Lines of data
▬▬▬▬▬▬

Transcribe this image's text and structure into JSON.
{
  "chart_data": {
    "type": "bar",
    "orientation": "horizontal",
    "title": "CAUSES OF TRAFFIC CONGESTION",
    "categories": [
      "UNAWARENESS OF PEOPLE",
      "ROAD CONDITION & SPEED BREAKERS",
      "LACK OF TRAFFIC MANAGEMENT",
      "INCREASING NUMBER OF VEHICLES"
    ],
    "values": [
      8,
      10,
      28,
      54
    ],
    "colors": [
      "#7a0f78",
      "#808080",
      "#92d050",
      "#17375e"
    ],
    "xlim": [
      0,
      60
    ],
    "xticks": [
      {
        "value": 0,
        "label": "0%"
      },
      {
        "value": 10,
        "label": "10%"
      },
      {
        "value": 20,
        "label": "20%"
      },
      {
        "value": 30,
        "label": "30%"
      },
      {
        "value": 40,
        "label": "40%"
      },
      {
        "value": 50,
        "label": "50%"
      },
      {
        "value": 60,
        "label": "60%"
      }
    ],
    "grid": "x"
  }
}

▬▬▬▬▬▬

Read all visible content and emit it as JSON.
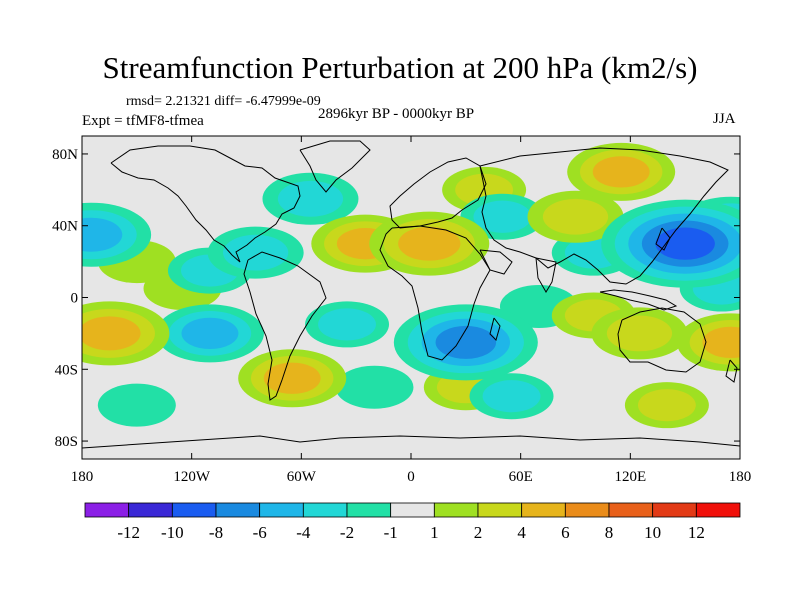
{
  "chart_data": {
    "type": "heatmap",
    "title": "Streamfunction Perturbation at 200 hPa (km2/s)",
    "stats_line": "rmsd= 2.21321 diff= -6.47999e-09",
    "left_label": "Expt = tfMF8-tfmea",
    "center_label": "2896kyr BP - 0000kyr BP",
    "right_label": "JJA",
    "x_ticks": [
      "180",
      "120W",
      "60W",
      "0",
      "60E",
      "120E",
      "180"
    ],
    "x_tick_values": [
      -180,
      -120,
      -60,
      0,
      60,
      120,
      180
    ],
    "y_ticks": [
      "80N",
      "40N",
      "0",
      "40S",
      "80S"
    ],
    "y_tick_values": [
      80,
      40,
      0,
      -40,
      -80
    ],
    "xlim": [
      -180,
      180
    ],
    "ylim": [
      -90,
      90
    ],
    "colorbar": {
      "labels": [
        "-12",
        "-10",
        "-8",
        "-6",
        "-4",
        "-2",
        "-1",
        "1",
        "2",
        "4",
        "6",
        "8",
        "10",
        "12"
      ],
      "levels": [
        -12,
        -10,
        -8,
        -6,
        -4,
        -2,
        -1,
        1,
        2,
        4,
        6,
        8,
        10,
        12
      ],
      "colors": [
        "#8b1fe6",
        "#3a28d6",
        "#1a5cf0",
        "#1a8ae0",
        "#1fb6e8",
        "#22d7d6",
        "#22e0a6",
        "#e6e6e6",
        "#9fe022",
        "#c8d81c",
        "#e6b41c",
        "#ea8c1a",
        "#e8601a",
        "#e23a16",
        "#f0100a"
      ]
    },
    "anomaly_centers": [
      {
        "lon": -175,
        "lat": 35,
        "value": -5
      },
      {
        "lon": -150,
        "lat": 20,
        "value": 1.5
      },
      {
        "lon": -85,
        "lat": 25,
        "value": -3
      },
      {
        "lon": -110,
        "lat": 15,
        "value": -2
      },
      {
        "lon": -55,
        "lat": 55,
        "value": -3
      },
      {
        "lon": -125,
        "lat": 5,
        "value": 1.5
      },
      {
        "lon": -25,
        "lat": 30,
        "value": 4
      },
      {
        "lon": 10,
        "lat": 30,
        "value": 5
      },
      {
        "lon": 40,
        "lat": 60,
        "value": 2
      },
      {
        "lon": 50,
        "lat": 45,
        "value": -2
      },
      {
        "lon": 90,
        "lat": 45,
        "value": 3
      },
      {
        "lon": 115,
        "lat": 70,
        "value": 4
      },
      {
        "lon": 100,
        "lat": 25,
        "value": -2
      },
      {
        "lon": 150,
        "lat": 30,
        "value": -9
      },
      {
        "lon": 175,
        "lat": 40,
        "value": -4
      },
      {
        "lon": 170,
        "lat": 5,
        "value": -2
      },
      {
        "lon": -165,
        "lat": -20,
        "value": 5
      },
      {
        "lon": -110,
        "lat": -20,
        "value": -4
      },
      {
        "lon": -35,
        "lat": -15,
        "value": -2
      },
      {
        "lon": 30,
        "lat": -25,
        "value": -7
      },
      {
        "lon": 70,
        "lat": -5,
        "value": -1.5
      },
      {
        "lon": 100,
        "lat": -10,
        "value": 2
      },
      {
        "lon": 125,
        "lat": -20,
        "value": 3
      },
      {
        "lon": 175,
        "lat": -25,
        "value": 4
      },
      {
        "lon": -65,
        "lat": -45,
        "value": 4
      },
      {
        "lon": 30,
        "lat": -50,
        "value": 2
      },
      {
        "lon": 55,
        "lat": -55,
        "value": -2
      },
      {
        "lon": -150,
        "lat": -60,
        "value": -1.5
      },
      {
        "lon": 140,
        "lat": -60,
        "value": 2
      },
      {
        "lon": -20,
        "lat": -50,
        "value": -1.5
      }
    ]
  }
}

▬▬▬▬▬▬

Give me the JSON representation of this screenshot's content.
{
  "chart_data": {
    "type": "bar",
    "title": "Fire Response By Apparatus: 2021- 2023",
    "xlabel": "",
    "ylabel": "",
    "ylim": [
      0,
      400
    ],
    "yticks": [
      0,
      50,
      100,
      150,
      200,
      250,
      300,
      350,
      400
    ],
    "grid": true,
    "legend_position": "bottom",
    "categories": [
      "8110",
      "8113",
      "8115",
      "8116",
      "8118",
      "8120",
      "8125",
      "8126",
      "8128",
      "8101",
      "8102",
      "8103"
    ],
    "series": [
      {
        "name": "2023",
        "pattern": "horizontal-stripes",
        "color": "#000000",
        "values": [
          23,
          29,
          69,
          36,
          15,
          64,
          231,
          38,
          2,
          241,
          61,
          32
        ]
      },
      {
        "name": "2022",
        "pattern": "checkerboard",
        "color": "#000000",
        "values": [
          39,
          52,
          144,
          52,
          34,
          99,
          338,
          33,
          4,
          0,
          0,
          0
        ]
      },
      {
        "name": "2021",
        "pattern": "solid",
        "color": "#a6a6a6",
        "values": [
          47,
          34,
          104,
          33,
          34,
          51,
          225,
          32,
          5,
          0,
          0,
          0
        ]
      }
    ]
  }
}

▬▬▬▬▬▬

## WHAT IS REQUIRED
Return every line holding the word "pattern" from the records.

## SOLUTION TO THE PROBLEM
        "pattern": "horizontal-stripes",
        "pattern": "checkerboard",
        "pattern": "solid",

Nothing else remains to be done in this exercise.